- DATA ROWS:

......

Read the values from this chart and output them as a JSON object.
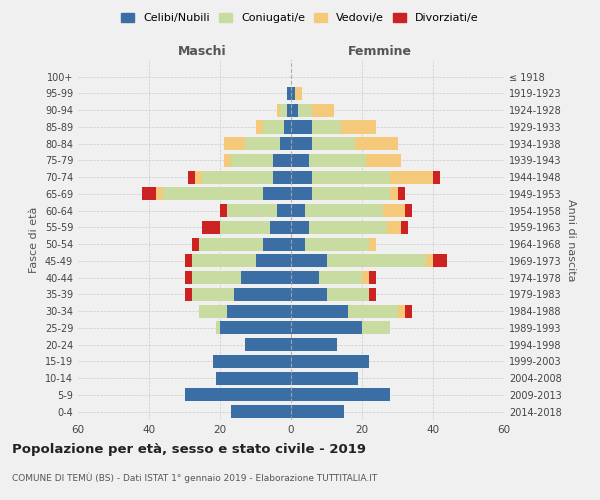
{
  "age_groups": [
    "0-4",
    "5-9",
    "10-14",
    "15-19",
    "20-24",
    "25-29",
    "30-34",
    "35-39",
    "40-44",
    "45-49",
    "50-54",
    "55-59",
    "60-64",
    "65-69",
    "70-74",
    "75-79",
    "80-84",
    "85-89",
    "90-94",
    "95-99",
    "100+"
  ],
  "birth_years": [
    "2014-2018",
    "2009-2013",
    "2004-2008",
    "1999-2003",
    "1994-1998",
    "1989-1993",
    "1984-1988",
    "1979-1983",
    "1974-1978",
    "1969-1973",
    "1964-1968",
    "1959-1963",
    "1954-1958",
    "1949-1953",
    "1944-1948",
    "1939-1943",
    "1934-1938",
    "1929-1933",
    "1924-1928",
    "1919-1923",
    "≤ 1918"
  ],
  "male_celibi": [
    17,
    30,
    21,
    22,
    13,
    20,
    18,
    16,
    14,
    10,
    8,
    6,
    4,
    8,
    5,
    5,
    3,
    2,
    1,
    1,
    0
  ],
  "male_coniugati": [
    0,
    0,
    0,
    0,
    0,
    1,
    8,
    12,
    14,
    18,
    18,
    14,
    14,
    28,
    20,
    12,
    10,
    6,
    2,
    0,
    0
  ],
  "male_vedovi": [
    0,
    0,
    0,
    0,
    0,
    0,
    0,
    0,
    0,
    0,
    0,
    0,
    0,
    2,
    2,
    2,
    6,
    2,
    1,
    0,
    0
  ],
  "male_divorziati": [
    0,
    0,
    0,
    0,
    0,
    0,
    0,
    2,
    2,
    2,
    2,
    5,
    2,
    4,
    2,
    0,
    0,
    0,
    0,
    0,
    0
  ],
  "female_celibi": [
    15,
    28,
    19,
    22,
    13,
    20,
    16,
    10,
    8,
    10,
    4,
    5,
    4,
    6,
    6,
    5,
    6,
    6,
    2,
    1,
    0
  ],
  "female_coniugati": [
    0,
    0,
    0,
    0,
    0,
    8,
    14,
    12,
    12,
    28,
    18,
    22,
    22,
    22,
    22,
    16,
    12,
    8,
    4,
    0,
    0
  ],
  "female_vedovi": [
    0,
    0,
    0,
    0,
    0,
    0,
    2,
    0,
    2,
    2,
    2,
    4,
    6,
    2,
    12,
    10,
    12,
    10,
    6,
    2,
    0
  ],
  "female_divorziati": [
    0,
    0,
    0,
    0,
    0,
    0,
    2,
    2,
    2,
    4,
    0,
    2,
    2,
    2,
    2,
    0,
    0,
    0,
    0,
    0,
    0
  ],
  "colors": {
    "celibi": "#3a6ea5",
    "coniugati": "#c8dba0",
    "vedovi": "#f5c97a",
    "divorziati": "#cc2222"
  },
  "title": "Popolazione per età, sesso e stato civile - 2019",
  "subtitle": "COMUNE DI TEMÙ (BS) - Dati ISTAT 1° gennaio 2019 - Elaborazione TUTTITALIA.IT",
  "xlabel_left": "Maschi",
  "xlabel_right": "Femmine",
  "ylabel_left": "Fasce di età",
  "ylabel_right": "Anni di nascita",
  "xlim": 60,
  "background_color": "#f0f0f0",
  "legend_labels": [
    "Celibi/Nubili",
    "Coniugati/e",
    "Vedovi/e",
    "Divorziati/e"
  ]
}
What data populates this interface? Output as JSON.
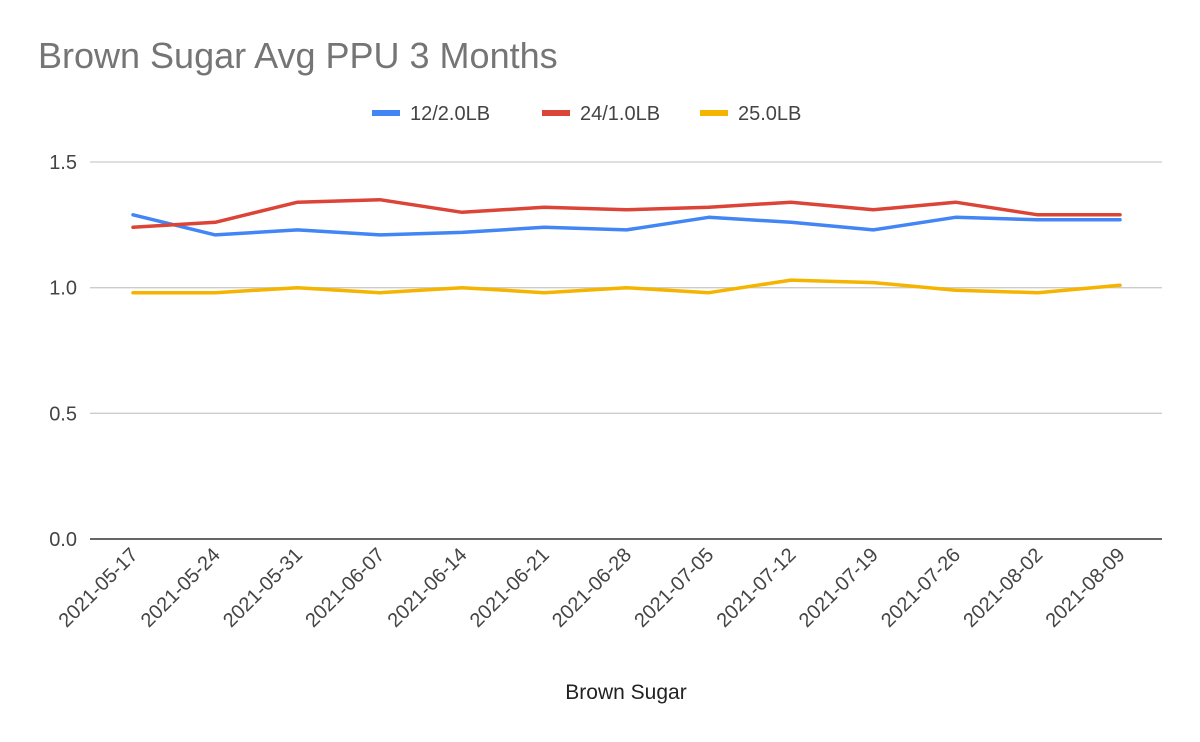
{
  "chart_data": {
    "type": "line",
    "title": "Brown Sugar Avg PPU 3 Months",
    "xlabel": "Brown Sugar",
    "ylabel": "",
    "ylim": [
      0,
      1.5
    ],
    "yticks": [
      "0.0",
      "0.5",
      "1.0",
      "1.5"
    ],
    "grid": true,
    "legend_position": "top",
    "x": [
      "2021-05-17",
      "2021-05-24",
      "2021-05-31",
      "2021-06-07",
      "2021-06-14",
      "2021-06-21",
      "2021-06-28",
      "2021-07-05",
      "2021-07-12",
      "2021-07-19",
      "2021-07-26",
      "2021-08-02",
      "2021-08-09"
    ],
    "series": [
      {
        "name": "12/2.0LB",
        "color": "#4285f4",
        "values": [
          1.29,
          1.21,
          1.23,
          1.21,
          1.22,
          1.24,
          1.23,
          1.28,
          1.26,
          1.23,
          1.28,
          1.27,
          1.27
        ]
      },
      {
        "name": "24/1.0LB",
        "color": "#db4437",
        "values": [
          1.24,
          1.26,
          1.34,
          1.35,
          1.3,
          1.32,
          1.31,
          1.32,
          1.34,
          1.31,
          1.34,
          1.29,
          1.29
        ]
      },
      {
        "name": "25.0LB",
        "color": "#f4b400",
        "values": [
          0.98,
          0.98,
          1.0,
          0.98,
          1.0,
          0.98,
          1.0,
          0.98,
          1.03,
          1.02,
          0.99,
          0.98,
          1.01
        ]
      }
    ]
  }
}
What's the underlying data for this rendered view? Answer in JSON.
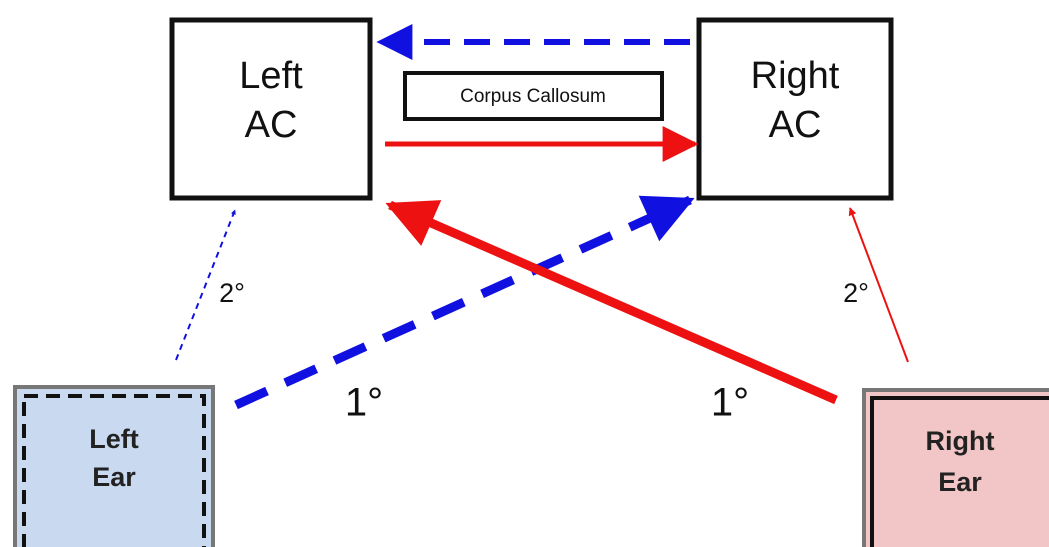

......

- EXERCISE: All of the records need repeating exactly, except for the pictures.

- OUTPUT OF THE TASK:
Read the values from this chart and output them as a JSON object.
{
  "age_groups": [
    "0-4",
    "5-9",
    "10-14",
    "15-19",
    "20-24",
    "25-29",
    "30-34",
    "35-39",
    "40-44",
    "45-49",
    "50-54",
    "55-59",
    "60-64",
    "65-69",
    "70-74",
    "75-79",
    "80-84",
    "85-89",
    "90-94",
    "95-99",
    "100+"
  ],
  "birth_years": [
    "2014-2018",
    "2009-2013",
    "2004-2008",
    "1999-2003",
    "1994-1998",
    "1989-1993",
    "1984-1988",
    "1979-1983",
    "1974-1978",
    "1969-1973",
    "1964-1968",
    "1959-1963",
    "1954-1958",
    "1949-1953",
    "1944-1948",
    "1939-1943",
    "1934-1938",
    "1929-1933",
    "1924-1928",
    "1919-1923",
    "≤ 1918"
  ],
  "male_celibi": [
    17,
    30,
    21,
    22,
    13,
    20,
    18,
    16,
    14,
    10,
    8,
    6,
    4,
    8,
    5,
    5,
    3,
    2,
    1,
    1,
    0
  ],
  "male_coniugati": [
    0,
    0,
    0,
    0,
    0,
    1,
    8,
    12,
    14,
    18,
    18,
    14,
    14,
    28,
    20,
    12,
    10,
    6,
    2,
    0,
    0
  ],
  "male_vedovi": [
    0,
    0,
    0,
    0,
    0,
    0,
    0,
    0,
    0,
    0,
    0,
    0,
    0,
    2,
    2,
    2,
    6,
    2,
    1,
    0,
    0
  ],
  "male_divorziati": [
    0,
    0,
    0,
    0,
    0,
    0,
    0,
    2,
    2,
    2,
    2,
    5,
    2,
    4,
    2,
    0,
    0,
    0,
    0,
    0,
    0
  ],
  "female_celibi": [
    15,
    28,
    19,
    22,
    13,
    20,
    16,
    10,
    8,
    10,
    4,
    5,
    4,
    6,
    6,
    5,
    6,
    6,
    2,
    1,
    0
  ],
  "female_coniugati": [
    0,
    0,
    0,
    0,
    0,
    8,
    14,
    12,
    12,
    28,
    18,
    22,
    22,
    22,
    22,
    16,
    12,
    8,
    4,
    0,
    0
  ],
  "female_vedovi": [
    0,
    0,
    0,
    0,
    0,
    0,
    2,
    0,
    2,
    2,
    2,
    4,
    6,
    2,
    12,
    10,
    12,
    10,
    6,
    2,
    0
  ],
  "female_divorziati": [
    0,
    0,
    0,
    0,
    0,
    0,
    2,
    2,
    2,
    4,
    0,
    2,
    2,
    2,
    2,
    0,
    0,
    0,
    0,
    0,
    0
  ],
  "colors": {
    "celibi": "#3a6ea5",
    "coniugati": "#c8dba0",
    "vedovi": "#f5c97a",
    "divorziati": "#cc2222"
  },
  "title": "Popolazione per età, sesso e stato civile - 2019",
  "subtitle": "COMUNE DI TEMÙ (BS) - Dati ISTAT 1° gennaio 2019 - Elaborazione TUTTITALIA.IT",
  "xlabel_left": "Maschi",
  "xlabel_right": "Femmine",
  "ylabel_left": "Fasce di età",
  "ylabel_right": "Anni di nascita",
  "xlim": 60,
  "background_color": "#f0f0f0",
  "legend_labels": [
    "Celibi/Nubili",
    "Coniugati/e",
    "Vedovi/e",
    "Divorziati/e"
  ]
}
What data populates this interface? Output as JSON.
{
  "chart_data": {
    "type": "line",
    "title": "Brown Sugar Avg PPU 3 Months",
    "xlabel": "Brown Sugar",
    "ylabel": "",
    "ylim": [
      0,
      1.5
    ],
    "yticks": [
      "0.0",
      "0.5",
      "1.0",
      "1.5"
    ],
    "grid": true,
    "legend_position": "top",
    "x": [
      "2021-05-17",
      "2021-05-24",
      "2021-05-31",
      "2021-06-07",
      "2021-06-14",
      "2021-06-21",
      "2021-06-28",
      "2021-07-05",
      "2021-07-12",
      "2021-07-19",
      "2021-07-26",
      "2021-08-02",
      "2021-08-09"
    ],
    "series": [
      {
        "name": "12/2.0LB",
        "color": "#4285f4",
        "values": [
          1.29,
          1.21,
          1.23,
          1.21,
          1.22,
          1.24,
          1.23,
          1.28,
          1.26,
          1.23,
          1.28,
          1.27,
          1.27
        ]
      },
      {
        "name": "24/1.0LB",
        "color": "#db4437",
        "values": [
          1.24,
          1.26,
          1.34,
          1.35,
          1.3,
          1.32,
          1.31,
          1.32,
          1.34,
          1.31,
          1.34,
          1.29,
          1.29
        ]
      },
      {
        "name": "25.0LB",
        "color": "#f4b400",
        "values": [
          0.98,
          0.98,
          1.0,
          0.98,
          1.0,
          0.98,
          1.0,
          0.98,
          1.03,
          1.02,
          0.99,
          0.98,
          1.01
        ]
      }
    ]
  }
}
What's the underlying data for this rendered view? Answer in JSON.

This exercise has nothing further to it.